Written exercise =
The data below should be printed in full, exactly, and without any of its images.

Record excerpts =
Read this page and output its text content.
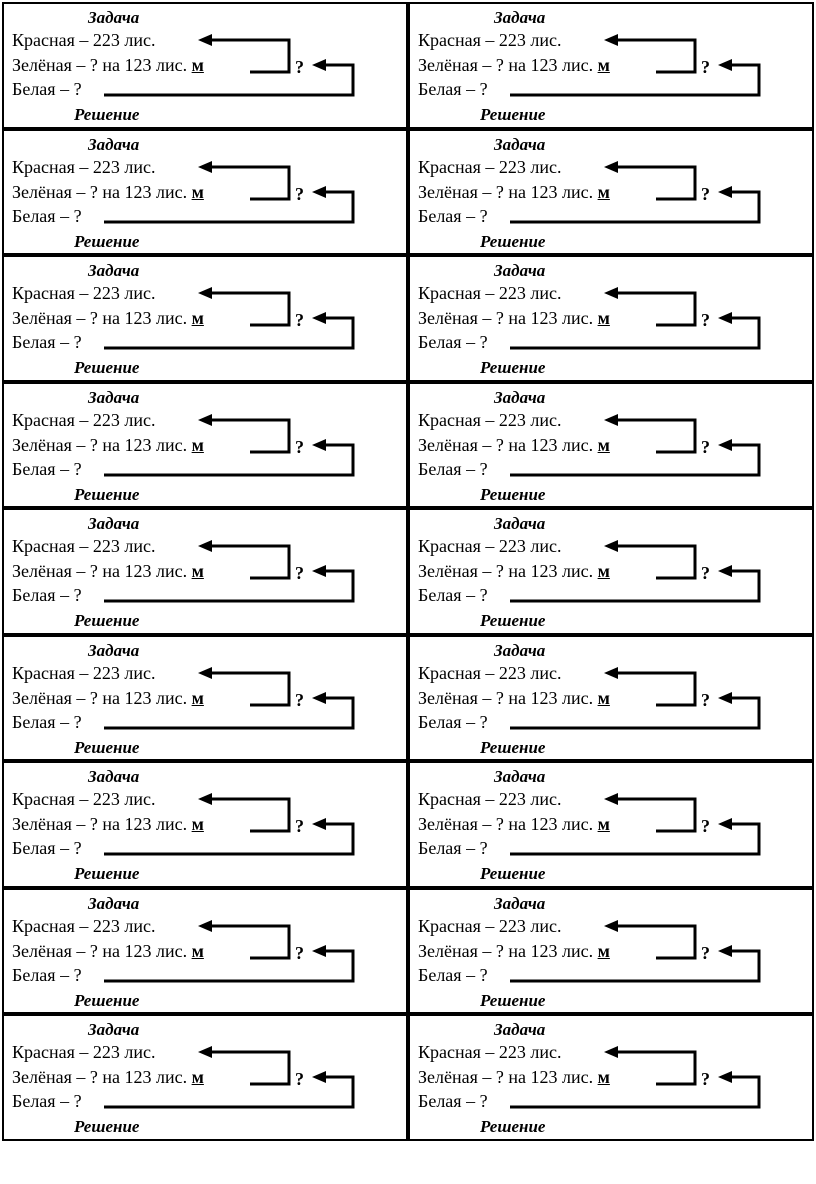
Задача
Красная – 223 лис.
Зелёная – ? на 123 лис. м
Белая – ?
?
Решение
Задача
Красная – 223 лис.
Зелёная – ? на 123 лис. м
Белая – ?
?
Решение
Задача
Красная – 223 лис.
Зелёная – ? на 123 лис. м
Белая – ?
?
Решение
Задача
Красная – 223 лис.
Зелёная – ? на 123 лис. м
Белая – ?
?
Решение
Задача
Красная – 223 лис.
Зелёная – ? на 123 лис. м
Белая – ?
?
Решение
Задача
Красная – 223 лис.
Зелёная – ? на 123 лис. м
Белая – ?
?
Решение
Задача
Красная – 223 лис.
Зелёная – ? на 123 лис. м
Белая – ?
?
Решение
Задача
Красная – 223 лис.
Зелёная – ? на 123 лис. м
Белая – ?
?
Решение
Задача
Красная – 223 лис.
Зелёная – ? на 123 лис. м
Белая – ?
?
Решение
Задача
Красная – 223 лис.
Зелёная – ? на 123 лис. м
Белая – ?
?
Решение
Задача
Красная – 223 лис.
Зелёная – ? на 123 лис. м
Белая – ?
?
Решение
Задача
Красная – 223 лис.
Зелёная – ? на 123 лис. м
Белая – ?
?
Решение
Задача
Красная – 223 лис.
Зелёная – ? на 123 лис. м
Белая – ?
?
Решение
Задача
Красная – 223 лис.
Зелёная – ? на 123 лис. м
Белая – ?
?
Решение
Задача
Красная – 223 лис.
Зелёная – ? на 123 лис. м
Белая – ?
?
Решение
Задача
Красная – 223 лис.
Зелёная – ? на 123 лис. м
Белая – ?
?
Решение
Задача
Красная – 223 лис.
Зелёная – ? на 123 лис. м
Белая – ?
?
Решение
Задача
Красная – 223 лис.
Зелёная – ? на 123 лис. м
Белая – ?
?
Решение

Answer to the problem =
Read this page and output its text content.
Задача
Красная – 223 лис.
Зелёная – ? на 123 лис. м
Белая – ?
?
Решение
Задача
Красная – 223 лис.
Зелёная – ? на 123 лис. м
Белая – ?
?
Решение
Задача
Красная – 223 лис.
Зелёная – ? на 123 лис. м
Белая – ?
?
Решение
Задача
Красная – 223 лис.
Зелёная – ? на 123 лис. м
Белая – ?
?
Решение
Задача
Красная – 223 лис.
Зелёная – ? на 123 лис. м
Белая – ?
?
Решение
Задача
Красная – 223 лис.
Зелёная – ? на 123 лис. м
Белая – ?
?
Решение
Задача
Красная – 223 лис.
Зелёная – ? на 123 лис. м
Белая – ?
?
Решение
Задача
Красная – 223 лис.
Зелёная – ? на 123 лис. м
Белая – ?
?
Решение
Задача
Красная – 223 лис.
Зелёная – ? на 123 лис. м
Белая – ?
?
Решение
Задача
Красная – 223 лис.
Зелёная – ? на 123 лис. м
Белая – ?
?
Решение
Задача
Красная – 223 лис.
Зелёная – ? на 123 лис. м
Белая – ?
?
Решение
Задача
Красная – 223 лис.
Зелёная – ? на 123 лис. м
Белая – ?
?
Решение
Задача
Красная – 223 лис.
Зелёная – ? на 123 лис. м
Белая – ?
?
Решение
Задача
Красная – 223 лис.
Зелёная – ? на 123 лис. м
Белая – ?
?
Решение
Задача
Красная – 223 лис.
Зелёная – ? на 123 лис. м
Белая – ?
?
Решение
Задача
Красная – 223 лис.
Зелёная – ? на 123 лис. м
Белая – ?
?
Решение
Задача
Красная – 223 лис.
Зелёная – ? на 123 лис. м
Белая – ?
?
Решение
Задача
Красная – 223 лис.
Зелёная – ? на 123 лис. м
Белая – ?
?
Решение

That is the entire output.